Dataset items>
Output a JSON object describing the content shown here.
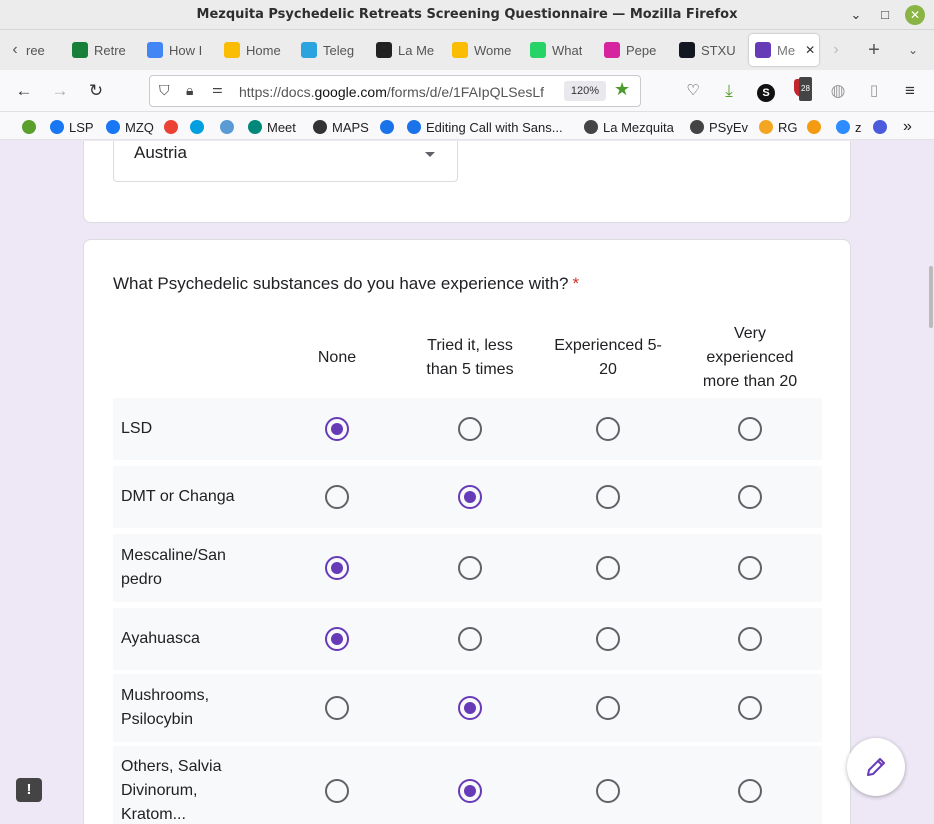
{
  "window": {
    "title": "Mezquita Psychedelic Retreats Screening Questionnaire — Mozilla Firefox",
    "minimize": "⌄",
    "maximize": "□",
    "close": "✕"
  },
  "tabs": [
    {
      "label": "ree",
      "icon": "tab-icon",
      "color": "#ffffff"
    },
    {
      "label": "Retre",
      "icon": "google-sheets-icon",
      "color": "#188038"
    },
    {
      "label": "How I",
      "icon": "google-docs-icon",
      "color": "#4285f4"
    },
    {
      "label": "Home",
      "icon": "google-drive-icon",
      "color": "#fbbc04"
    },
    {
      "label": "Teleg",
      "icon": "telegram-icon",
      "color": "#2aa3df"
    },
    {
      "label": "La Me",
      "icon": "book-icon",
      "color": "#222222"
    },
    {
      "label": "Wome",
      "icon": "google-drive-icon",
      "color": "#fbbc04"
    },
    {
      "label": "What",
      "icon": "whatsapp-icon",
      "color": "#25d366"
    },
    {
      "label": "Pepe",
      "icon": "instagram-icon",
      "color": "#d6249f"
    },
    {
      "label": "STXU",
      "icon": "tradingview-icon",
      "color": "#131722"
    },
    {
      "label": "Me",
      "icon": "google-forms-icon",
      "color": "#673ab7",
      "active": true
    }
  ],
  "nav": {
    "url_prefix": "https://docs.",
    "url_domain": "google.com",
    "url_rest": "/forms/d/e/1FAIpQLSesLf",
    "zoom": "120%",
    "extension_badge": "28"
  },
  "bookmarks": [
    {
      "label": "",
      "icon": "green-circle-icon",
      "color": "#5aa02c"
    },
    {
      "label": "LSP",
      "icon": "facebook-icon",
      "color": "#1877f2"
    },
    {
      "label": "MZQ",
      "icon": "facebook-icon",
      "color": "#1877f2"
    },
    {
      "label": "",
      "icon": "gmail-icon",
      "color": "#ea4335"
    },
    {
      "label": "",
      "icon": "caixa-icon",
      "color": "#00a0e0"
    },
    {
      "label": "",
      "icon": "bank-icon",
      "color": "#5b9bd5"
    },
    {
      "label": "Meet",
      "icon": "google-meet-icon",
      "color": "#00897b"
    },
    {
      "label": "MAPS",
      "icon": "g-icon",
      "color": "#333333"
    },
    {
      "label": "",
      "icon": "blue-ring-icon",
      "color": "#1a73e8"
    },
    {
      "label": "Editing Call with Sans...",
      "icon": "blue-ring-icon",
      "color": "#1a73e8"
    },
    {
      "label": "La Mezquita",
      "icon": "folder-icon",
      "color": "#444444"
    },
    {
      "label": "PSyEv",
      "icon": "folder-icon",
      "color": "#444444"
    },
    {
      "label": "RG",
      "icon": "rg-icon",
      "color": "#f4a623"
    },
    {
      "label": "",
      "icon": "grid-icon",
      "color": "#f39c12"
    },
    {
      "label": "z",
      "icon": "zm-icon",
      "color": "#2d8cff"
    },
    {
      "label": "",
      "icon": "m-icon",
      "color": "#4b5bdc"
    }
  ],
  "form": {
    "country_value": "Austria",
    "question": "What Psychedelic substances do you have experience with?",
    "required_mark": "*",
    "columns": [
      "None",
      "Tried it, less than 5 times",
      "Experienced 5-20",
      "Very experienced more than 20"
    ],
    "rows": [
      {
        "label": "LSD",
        "selected": 0
      },
      {
        "label": "DMT or Changa",
        "selected": 1
      },
      {
        "label": "Mescaline/San pedro",
        "selected": 0
      },
      {
        "label": "Ayahuasca",
        "selected": 0
      },
      {
        "label": "Mushrooms, Psilocybin",
        "selected": 1
      },
      {
        "label": "Others, Salvia Divinorum, Kratom...",
        "selected": 1
      }
    ],
    "accent_color": "#673ab7"
  },
  "report_label": "!"
}
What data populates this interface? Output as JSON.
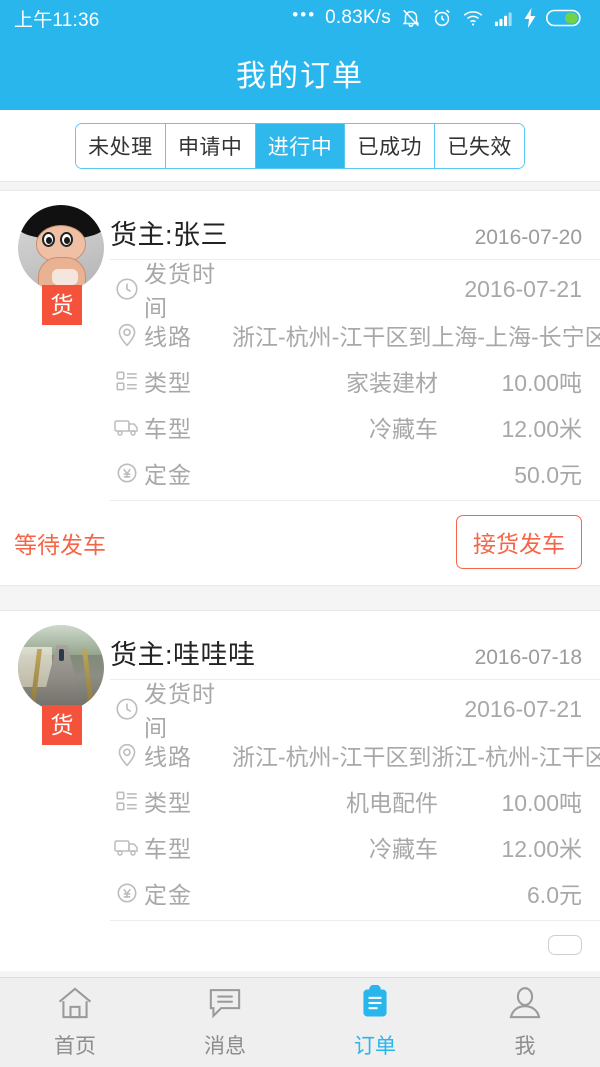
{
  "statusbar": {
    "time": "上午11:36",
    "dots": "•••",
    "net_speed": "0.83K/s",
    "icons": [
      "mute-bell-icon",
      "alarm-clock-icon",
      "wifi-icon",
      "signal-bars-icon",
      "charging-bolt-icon",
      "battery-icon"
    ]
  },
  "header": {
    "title": "我的订单"
  },
  "tabs": [
    {
      "label": "未处理",
      "active": false
    },
    {
      "label": "申请中",
      "active": false
    },
    {
      "label": "进行中",
      "active": true
    },
    {
      "label": "已成功",
      "active": false
    },
    {
      "label": "已失效",
      "active": false
    }
  ],
  "orders": [
    {
      "owner": "货主:张三",
      "date": "2016-07-20",
      "badge": "货",
      "avatar": "cartoon-avatar",
      "details": [
        {
          "icon": "clock-icon",
          "label": "发货时间",
          "value": "2016-07-21",
          "value2": ""
        },
        {
          "icon": "location-pin-icon",
          "label": "线路",
          "value": "浙江-杭州-江干区到上海-上海-长宁区",
          "value2": ""
        },
        {
          "icon": "list-icon",
          "label": "类型",
          "value": "家装建材",
          "value2": "10.00吨"
        },
        {
          "icon": "truck-icon",
          "label": "车型",
          "value": "冷藏车",
          "value2": "12.00米"
        },
        {
          "icon": "yen-circle-icon",
          "label": "定金",
          "value": "",
          "value2": "50.0元"
        }
      ],
      "status": "等待发车",
      "action": "接货发车"
    },
    {
      "owner": "货主:哇哇哇",
      "date": "2016-07-18",
      "badge": "货",
      "avatar": "bridge-photo-avatar",
      "details": [
        {
          "icon": "clock-icon",
          "label": "发货时间",
          "value": "2016-07-21",
          "value2": ""
        },
        {
          "icon": "location-pin-icon",
          "label": "线路",
          "value": "浙江-杭州-江干区到浙江-杭州-江干区",
          "value2": ""
        },
        {
          "icon": "list-icon",
          "label": "类型",
          "value": "机电配件",
          "value2": "10.00吨"
        },
        {
          "icon": "truck-icon",
          "label": "车型",
          "value": "冷藏车",
          "value2": "12.00米"
        },
        {
          "icon": "yen-circle-icon",
          "label": "定金",
          "value": "",
          "value2": "6.0元"
        }
      ],
      "status": "",
      "action": ""
    }
  ],
  "bottomnav": [
    {
      "label": "首页",
      "icon": "home-icon",
      "active": false
    },
    {
      "label": "消息",
      "icon": "message-icon",
      "active": false
    },
    {
      "label": "订单",
      "icon": "clipboard-icon",
      "active": true
    },
    {
      "label": "我",
      "icon": "person-icon",
      "active": false
    }
  ],
  "colors": {
    "brand_blue": "#29b6ed",
    "tab_active_blue": "#2eb8ec",
    "accent_orange": "#f4664a",
    "badge_red": "#f4523b",
    "muted_gray": "#a8a8a8"
  }
}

Work to complete>
Every entry above needs to be retyped exactly; drop the pictures.

Finished exercise>
Output a JSON object describing the content shown here.
{
  "window": {
    "title": "Mezquita Psychedelic Retreats Screening Questionnaire — Mozilla Firefox",
    "minimize": "⌄",
    "maximize": "□",
    "close": "✕"
  },
  "tabs": [
    {
      "label": "ree",
      "icon": "tab-icon",
      "color": "#ffffff"
    },
    {
      "label": "Retre",
      "icon": "google-sheets-icon",
      "color": "#188038"
    },
    {
      "label": "How I",
      "icon": "google-docs-icon",
      "color": "#4285f4"
    },
    {
      "label": "Home",
      "icon": "google-drive-icon",
      "color": "#fbbc04"
    },
    {
      "label": "Teleg",
      "icon": "telegram-icon",
      "color": "#2aa3df"
    },
    {
      "label": "La Me",
      "icon": "book-icon",
      "color": "#222222"
    },
    {
      "label": "Wome",
      "icon": "google-drive-icon",
      "color": "#fbbc04"
    },
    {
      "label": "What",
      "icon": "whatsapp-icon",
      "color": "#25d366"
    },
    {
      "label": "Pepe",
      "icon": "instagram-icon",
      "color": "#d6249f"
    },
    {
      "label": "STXU",
      "icon": "tradingview-icon",
      "color": "#131722"
    },
    {
      "label": "Me",
      "icon": "google-forms-icon",
      "color": "#673ab7",
      "active": true
    }
  ],
  "nav": {
    "url_prefix": "https://docs.",
    "url_domain": "google.com",
    "url_rest": "/forms/d/e/1FAIpQLSesLf",
    "zoom": "120%",
    "extension_badge": "28"
  },
  "bookmarks": [
    {
      "label": "",
      "icon": "green-circle-icon",
      "color": "#5aa02c"
    },
    {
      "label": "LSP",
      "icon": "facebook-icon",
      "color": "#1877f2"
    },
    {
      "label": "MZQ",
      "icon": "facebook-icon",
      "color": "#1877f2"
    },
    {
      "label": "",
      "icon": "gmail-icon",
      "color": "#ea4335"
    },
    {
      "label": "",
      "icon": "caixa-icon",
      "color": "#00a0e0"
    },
    {
      "label": "",
      "icon": "bank-icon",
      "color": "#5b9bd5"
    },
    {
      "label": "Meet",
      "icon": "google-meet-icon",
      "color": "#00897b"
    },
    {
      "label": "MAPS",
      "icon": "g-icon",
      "color": "#333333"
    },
    {
      "label": "",
      "icon": "blue-ring-icon",
      "color": "#1a73e8"
    },
    {
      "label": "Editing Call with Sans...",
      "icon": "blue-ring-icon",
      "color": "#1a73e8"
    },
    {
      "label": "La Mezquita",
      "icon": "folder-icon",
      "color": "#444444"
    },
    {
      "label": "PSyEv",
      "icon": "folder-icon",
      "color": "#444444"
    },
    {
      "label": "RG",
      "icon": "rg-icon",
      "color": "#f4a623"
    },
    {
      "label": "",
      "icon": "grid-icon",
      "color": "#f39c12"
    },
    {
      "label": "z",
      "icon": "zm-icon",
      "color": "#2d8cff"
    },
    {
      "label": "",
      "icon": "m-icon",
      "color": "#4b5bdc"
    }
  ],
  "form": {
    "country_value": "Austria",
    "question": "What Psychedelic substances do you have experience with?",
    "required_mark": "*",
    "columns": [
      "None",
      "Tried it, less than 5 times",
      "Experienced 5-20",
      "Very experienced more than 20"
    ],
    "rows": [
      {
        "label": "LSD",
        "selected": 0
      },
      {
        "label": "DMT or Changa",
        "selected": 1
      },
      {
        "label": "Mescaline/San pedro",
        "selected": 0
      },
      {
        "label": "Ayahuasca",
        "selected": 0
      },
      {
        "label": "Mushrooms, Psilocybin",
        "selected": 1
      },
      {
        "label": "Others, Salvia Divinorum, Kratom...",
        "selected": 1
      }
    ],
    "accent_color": "#673ab7"
  },
  "report_label": "!"
}
What data populates this interface? Output as JSON.
{
  "statusbar": {
    "time": "上午11:36",
    "dots": "•••",
    "net_speed": "0.83K/s",
    "icons": [
      "mute-bell-icon",
      "alarm-clock-icon",
      "wifi-icon",
      "signal-bars-icon",
      "charging-bolt-icon",
      "battery-icon"
    ]
  },
  "header": {
    "title": "我的订单"
  },
  "tabs": [
    {
      "label": "未处理",
      "active": false
    },
    {
      "label": "申请中",
      "active": false
    },
    {
      "label": "进行中",
      "active": true
    },
    {
      "label": "已成功",
      "active": false
    },
    {
      "label": "已失效",
      "active": false
    }
  ],
  "orders": [
    {
      "owner": "货主:张三",
      "date": "2016-07-20",
      "badge": "货",
      "avatar": "cartoon-avatar",
      "details": [
        {
          "icon": "clock-icon",
          "label": "发货时间",
          "value": "2016-07-21",
          "value2": ""
        },
        {
          "icon": "location-pin-icon",
          "label": "线路",
          "value": "浙江-杭州-江干区到上海-上海-长宁区",
          "value2": ""
        },
        {
          "icon": "list-icon",
          "label": "类型",
          "value": "家装建材",
          "value2": "10.00吨"
        },
        {
          "icon": "truck-icon",
          "label": "车型",
          "value": "冷藏车",
          "value2": "12.00米"
        },
        {
          "icon": "yen-circle-icon",
          "label": "定金",
          "value": "",
          "value2": "50.0元"
        }
      ],
      "status": "等待发车",
      "action": "接货发车"
    },
    {
      "owner": "货主:哇哇哇",
      "date": "2016-07-18",
      "badge": "货",
      "avatar": "bridge-photo-avatar",
      "details": [
        {
          "icon": "clock-icon",
          "label": "发货时间",
          "value": "2016-07-21",
          "value2": ""
        },
        {
          "icon": "location-pin-icon",
          "label": "线路",
          "value": "浙江-杭州-江干区到浙江-杭州-江干区",
          "value2": ""
        },
        {
          "icon": "list-icon",
          "label": "类型",
          "value": "机电配件",
          "value2": "10.00吨"
        },
        {
          "icon": "truck-icon",
          "label": "车型",
          "value": "冷藏车",
          "value2": "12.00米"
        },
        {
          "icon": "yen-circle-icon",
          "label": "定金",
          "value": "",
          "value2": "6.0元"
        }
      ],
      "status": "",
      "action": ""
    }
  ],
  "bottomnav": [
    {
      "label": "首页",
      "icon": "home-icon",
      "active": false
    },
    {
      "label": "消息",
      "icon": "message-icon",
      "active": false
    },
    {
      "label": "订单",
      "icon": "clipboard-icon",
      "active": true
    },
    {
      "label": "我",
      "icon": "person-icon",
      "active": false
    }
  ],
  "colors": {
    "brand_blue": "#29b6ed",
    "tab_active_blue": "#2eb8ec",
    "accent_orange": "#f4664a",
    "badge_red": "#f4523b",
    "muted_gray": "#a8a8a8"
  }
}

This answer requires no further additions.